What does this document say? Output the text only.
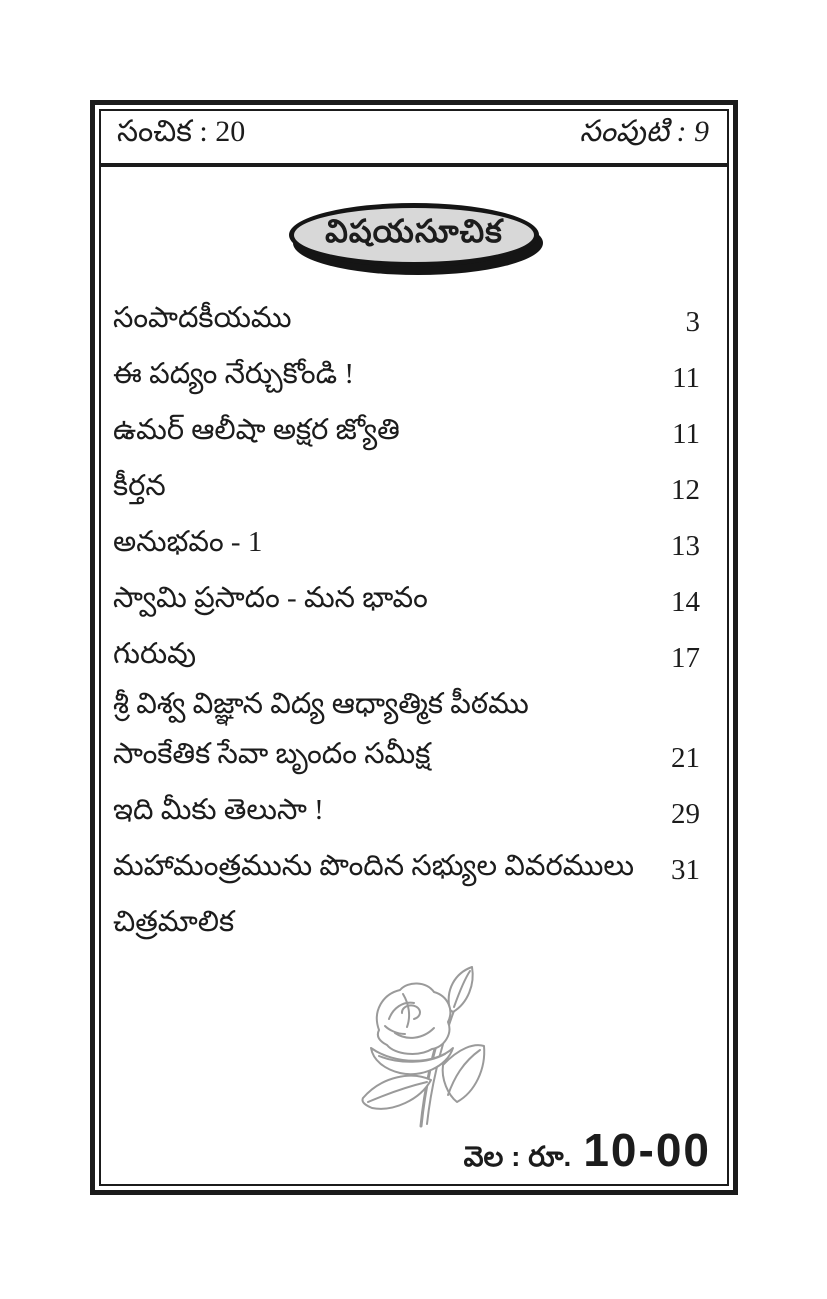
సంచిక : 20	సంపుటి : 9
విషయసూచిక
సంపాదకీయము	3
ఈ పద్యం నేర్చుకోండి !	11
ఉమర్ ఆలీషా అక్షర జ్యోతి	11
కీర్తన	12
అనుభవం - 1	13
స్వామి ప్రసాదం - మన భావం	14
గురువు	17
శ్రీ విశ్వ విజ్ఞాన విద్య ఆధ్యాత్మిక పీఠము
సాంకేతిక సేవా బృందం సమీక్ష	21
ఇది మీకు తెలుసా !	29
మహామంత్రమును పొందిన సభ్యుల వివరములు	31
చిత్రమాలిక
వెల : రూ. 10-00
□ □ □ □ □
SHORT EXERCISE |
Every record above should be transcribed exactly; the pictures stay out of the copy.

TASK RESPONSE |
What does this document say? Output the text only.
సంచిక : 20	సంపుటి : 9
విషయసూచిక
సంపాదకీయము	3
ఈ పద్యం నేర్చుకోండి !	11
ఉమర్ ఆలీషా అక్షర జ్యోతి	11
కీర్తన	12
అనుభవం - 1	13
స్వామి ప్రసాదం - మన భావం	14
గురువు	17
శ్రీ విశ్వ విజ్ఞాన విద్య ఆధ్యాత్మిక పీఠము
సాంకేతిక సేవా బృందం సమీక్ష	21
ఇది మీకు తెలుసా !	29
మహామంత్రమును పొందిన సభ్యుల వివరములు	31
చిత్రమాలిక
వెల : రూ. 10-00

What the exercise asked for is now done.